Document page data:
——

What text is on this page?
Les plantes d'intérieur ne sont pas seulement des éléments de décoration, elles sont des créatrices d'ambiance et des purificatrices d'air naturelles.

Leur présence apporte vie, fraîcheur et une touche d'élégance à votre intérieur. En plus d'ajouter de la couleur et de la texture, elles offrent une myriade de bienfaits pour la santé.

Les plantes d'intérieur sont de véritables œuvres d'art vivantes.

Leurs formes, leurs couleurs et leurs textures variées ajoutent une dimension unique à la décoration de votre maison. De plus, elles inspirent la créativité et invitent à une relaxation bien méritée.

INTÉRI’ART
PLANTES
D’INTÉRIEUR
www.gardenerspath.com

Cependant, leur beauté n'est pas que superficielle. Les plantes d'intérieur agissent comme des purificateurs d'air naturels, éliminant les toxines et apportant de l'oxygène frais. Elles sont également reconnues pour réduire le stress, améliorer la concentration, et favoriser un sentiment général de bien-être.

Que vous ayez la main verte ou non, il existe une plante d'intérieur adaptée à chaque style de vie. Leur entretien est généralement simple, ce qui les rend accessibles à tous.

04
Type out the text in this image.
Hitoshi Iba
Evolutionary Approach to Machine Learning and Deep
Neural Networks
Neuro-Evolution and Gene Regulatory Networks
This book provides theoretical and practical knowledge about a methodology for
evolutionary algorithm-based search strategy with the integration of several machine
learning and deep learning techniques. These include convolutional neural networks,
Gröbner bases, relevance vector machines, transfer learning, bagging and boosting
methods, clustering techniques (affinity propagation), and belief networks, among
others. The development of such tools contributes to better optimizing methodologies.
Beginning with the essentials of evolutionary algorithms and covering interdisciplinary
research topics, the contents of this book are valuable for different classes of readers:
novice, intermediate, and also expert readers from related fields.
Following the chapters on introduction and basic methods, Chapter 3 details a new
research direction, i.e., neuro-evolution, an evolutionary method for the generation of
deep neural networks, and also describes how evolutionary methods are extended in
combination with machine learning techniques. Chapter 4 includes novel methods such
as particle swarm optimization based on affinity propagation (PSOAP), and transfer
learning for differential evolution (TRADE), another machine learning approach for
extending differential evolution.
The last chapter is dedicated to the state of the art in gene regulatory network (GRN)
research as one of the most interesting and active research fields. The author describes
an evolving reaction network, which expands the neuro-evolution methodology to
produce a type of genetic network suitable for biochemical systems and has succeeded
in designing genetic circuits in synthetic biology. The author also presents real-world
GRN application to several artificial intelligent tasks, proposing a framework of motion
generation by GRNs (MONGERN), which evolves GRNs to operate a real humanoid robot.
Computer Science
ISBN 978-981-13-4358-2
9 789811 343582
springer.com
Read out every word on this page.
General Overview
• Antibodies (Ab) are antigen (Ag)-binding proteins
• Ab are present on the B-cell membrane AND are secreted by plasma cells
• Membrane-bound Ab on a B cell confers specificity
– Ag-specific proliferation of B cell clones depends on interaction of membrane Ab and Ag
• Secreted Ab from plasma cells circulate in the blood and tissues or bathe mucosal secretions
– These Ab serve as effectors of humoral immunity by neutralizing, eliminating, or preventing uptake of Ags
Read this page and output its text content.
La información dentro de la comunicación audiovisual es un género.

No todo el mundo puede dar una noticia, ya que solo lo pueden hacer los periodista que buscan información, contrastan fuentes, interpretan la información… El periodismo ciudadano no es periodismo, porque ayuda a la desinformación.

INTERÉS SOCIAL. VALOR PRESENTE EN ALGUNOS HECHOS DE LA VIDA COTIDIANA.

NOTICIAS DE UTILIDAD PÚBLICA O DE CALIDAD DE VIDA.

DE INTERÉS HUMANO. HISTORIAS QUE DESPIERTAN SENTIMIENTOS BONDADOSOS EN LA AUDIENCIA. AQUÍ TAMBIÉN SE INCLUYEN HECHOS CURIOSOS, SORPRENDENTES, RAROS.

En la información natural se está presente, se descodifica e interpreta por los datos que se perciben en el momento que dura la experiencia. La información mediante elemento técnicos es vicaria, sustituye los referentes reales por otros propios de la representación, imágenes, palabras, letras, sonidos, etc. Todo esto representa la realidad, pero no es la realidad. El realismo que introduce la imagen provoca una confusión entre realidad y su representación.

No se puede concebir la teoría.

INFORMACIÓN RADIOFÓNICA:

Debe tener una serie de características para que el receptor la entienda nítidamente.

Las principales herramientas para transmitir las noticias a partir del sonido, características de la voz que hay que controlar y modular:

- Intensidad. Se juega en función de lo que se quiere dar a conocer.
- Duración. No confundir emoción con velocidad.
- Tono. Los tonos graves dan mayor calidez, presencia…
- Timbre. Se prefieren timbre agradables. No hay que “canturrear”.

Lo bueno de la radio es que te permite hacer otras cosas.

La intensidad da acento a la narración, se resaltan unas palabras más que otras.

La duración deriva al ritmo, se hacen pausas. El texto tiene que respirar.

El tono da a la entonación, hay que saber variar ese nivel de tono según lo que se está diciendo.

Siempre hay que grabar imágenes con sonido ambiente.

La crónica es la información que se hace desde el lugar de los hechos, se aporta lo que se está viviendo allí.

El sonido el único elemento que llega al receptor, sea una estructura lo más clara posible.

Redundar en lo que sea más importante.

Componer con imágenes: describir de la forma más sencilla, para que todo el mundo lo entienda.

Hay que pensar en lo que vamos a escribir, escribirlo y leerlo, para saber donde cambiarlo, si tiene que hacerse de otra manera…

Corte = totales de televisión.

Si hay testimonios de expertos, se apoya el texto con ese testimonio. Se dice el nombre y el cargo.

——

Task to carry out: Return the lines above that include the string "methodology".

Answer space:
This book provides theoretical and practical knowledge about a methodology for
an evolving reaction network, which expands the neuro-evolution methodology to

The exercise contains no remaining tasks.